Quoted text
_ _ _ _ _ _ _
We fired her up with another Abe-ism outta deep right field: “Is it possible for a cooooo person to cancel out a douchebag?” He was referring to Matthew McConaughey and Guy Fieri, respectively. For reasons unknown, Abe wasted a portion of his afternoon watching an old replay of Guy’s ButtHut on The Food Network. (Is that what’s it called, Abe?) Anyway, Matthew was pretending to help Guy make really awful food in a fake kitchen.
I’ll give you credit, Kanan – it’s a fair question. And after Abe talked it out for a few minutes, he arrived at the answer he sought, realizing that it was, indeed, the intake equivalent of staring at an unplugged TV for 60 minutes. So yes.. a coooo individual can negate the presence of a d-bag.
_ _ _ _ _ _ _
Supplied records
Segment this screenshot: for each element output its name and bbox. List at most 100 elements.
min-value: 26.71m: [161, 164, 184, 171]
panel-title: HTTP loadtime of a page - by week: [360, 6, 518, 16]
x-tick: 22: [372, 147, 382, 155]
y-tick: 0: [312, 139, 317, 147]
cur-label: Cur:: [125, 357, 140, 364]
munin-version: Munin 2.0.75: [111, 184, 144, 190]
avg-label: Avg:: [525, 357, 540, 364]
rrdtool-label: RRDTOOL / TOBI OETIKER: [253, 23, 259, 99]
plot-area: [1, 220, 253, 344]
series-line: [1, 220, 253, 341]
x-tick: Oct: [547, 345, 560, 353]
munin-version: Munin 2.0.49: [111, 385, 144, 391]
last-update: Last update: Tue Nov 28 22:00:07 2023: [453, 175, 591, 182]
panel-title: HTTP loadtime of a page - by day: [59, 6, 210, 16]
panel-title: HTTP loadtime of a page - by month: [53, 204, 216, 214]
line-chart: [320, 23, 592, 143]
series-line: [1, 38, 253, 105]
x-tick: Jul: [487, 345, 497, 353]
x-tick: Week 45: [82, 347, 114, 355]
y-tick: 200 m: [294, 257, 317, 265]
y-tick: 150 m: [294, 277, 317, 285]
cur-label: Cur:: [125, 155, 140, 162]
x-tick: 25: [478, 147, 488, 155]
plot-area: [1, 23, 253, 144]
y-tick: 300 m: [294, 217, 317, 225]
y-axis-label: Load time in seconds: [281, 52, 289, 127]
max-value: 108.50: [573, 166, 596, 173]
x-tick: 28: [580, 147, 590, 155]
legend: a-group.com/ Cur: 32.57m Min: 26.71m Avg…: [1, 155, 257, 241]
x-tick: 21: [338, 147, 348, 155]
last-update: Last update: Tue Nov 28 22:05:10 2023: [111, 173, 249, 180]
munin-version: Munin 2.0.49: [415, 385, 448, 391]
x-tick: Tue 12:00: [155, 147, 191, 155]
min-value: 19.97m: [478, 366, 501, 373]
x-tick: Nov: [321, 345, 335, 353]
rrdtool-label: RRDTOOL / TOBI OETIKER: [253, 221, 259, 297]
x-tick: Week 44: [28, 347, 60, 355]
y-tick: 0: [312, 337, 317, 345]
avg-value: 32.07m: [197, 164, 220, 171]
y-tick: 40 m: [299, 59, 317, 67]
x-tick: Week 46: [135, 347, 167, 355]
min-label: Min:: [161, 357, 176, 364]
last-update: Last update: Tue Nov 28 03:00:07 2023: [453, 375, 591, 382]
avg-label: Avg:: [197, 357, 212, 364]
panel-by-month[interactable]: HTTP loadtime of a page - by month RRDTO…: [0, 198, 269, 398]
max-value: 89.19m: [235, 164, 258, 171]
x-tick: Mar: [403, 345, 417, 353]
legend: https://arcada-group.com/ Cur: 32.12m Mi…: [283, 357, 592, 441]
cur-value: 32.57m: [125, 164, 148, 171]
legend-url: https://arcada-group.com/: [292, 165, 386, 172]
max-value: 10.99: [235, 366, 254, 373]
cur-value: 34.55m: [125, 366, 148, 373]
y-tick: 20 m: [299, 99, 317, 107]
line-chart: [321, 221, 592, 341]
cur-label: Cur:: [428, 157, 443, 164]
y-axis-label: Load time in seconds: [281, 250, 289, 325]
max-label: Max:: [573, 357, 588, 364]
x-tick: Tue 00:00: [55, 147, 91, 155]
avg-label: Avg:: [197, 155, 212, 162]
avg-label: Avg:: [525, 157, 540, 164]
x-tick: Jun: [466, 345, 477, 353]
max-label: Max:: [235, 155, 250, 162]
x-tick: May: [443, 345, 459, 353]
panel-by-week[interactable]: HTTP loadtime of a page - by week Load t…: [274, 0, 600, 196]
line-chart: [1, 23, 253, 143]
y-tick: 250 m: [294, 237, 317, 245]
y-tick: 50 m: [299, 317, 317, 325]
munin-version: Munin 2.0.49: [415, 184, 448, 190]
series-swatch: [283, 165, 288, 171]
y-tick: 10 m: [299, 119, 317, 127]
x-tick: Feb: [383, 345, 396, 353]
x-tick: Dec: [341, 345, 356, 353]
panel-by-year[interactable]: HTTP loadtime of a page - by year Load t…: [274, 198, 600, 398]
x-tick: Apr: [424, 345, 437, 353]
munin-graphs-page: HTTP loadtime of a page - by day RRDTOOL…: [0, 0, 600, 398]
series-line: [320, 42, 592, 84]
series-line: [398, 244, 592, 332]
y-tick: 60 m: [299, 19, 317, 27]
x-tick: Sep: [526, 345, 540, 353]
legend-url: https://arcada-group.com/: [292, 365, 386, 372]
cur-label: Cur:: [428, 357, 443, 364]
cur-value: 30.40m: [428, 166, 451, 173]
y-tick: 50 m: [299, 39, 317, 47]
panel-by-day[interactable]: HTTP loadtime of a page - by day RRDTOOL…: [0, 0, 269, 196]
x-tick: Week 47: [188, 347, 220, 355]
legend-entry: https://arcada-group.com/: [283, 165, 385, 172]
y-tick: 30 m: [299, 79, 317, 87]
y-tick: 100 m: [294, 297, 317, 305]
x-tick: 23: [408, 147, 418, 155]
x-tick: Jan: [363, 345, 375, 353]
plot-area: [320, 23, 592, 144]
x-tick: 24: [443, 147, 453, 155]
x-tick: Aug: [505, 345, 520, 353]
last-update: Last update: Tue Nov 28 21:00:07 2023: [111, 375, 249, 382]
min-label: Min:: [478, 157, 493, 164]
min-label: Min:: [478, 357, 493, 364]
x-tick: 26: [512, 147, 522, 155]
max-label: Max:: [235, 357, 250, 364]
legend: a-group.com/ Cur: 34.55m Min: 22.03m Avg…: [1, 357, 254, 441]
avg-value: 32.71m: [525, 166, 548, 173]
_ _ _ _ _ _ _
What needs to be done
Reproduce the passage about Matthew McConaughey and Guy Fieri, starting with "I’ll give you" and going on through "of a d-bag.". The data comes from a separate source.

Exercise answer
I’ll give you credit, Kanan – it’s a fair question. And after Abe talked it out for a few minutes, he arrived at the answer he sought, realizing that it was, indeed, the intake equivalent of staring at an unplugged TV for 60 minutes. So yes.. a coooo individual can negate the presence of a d-bag.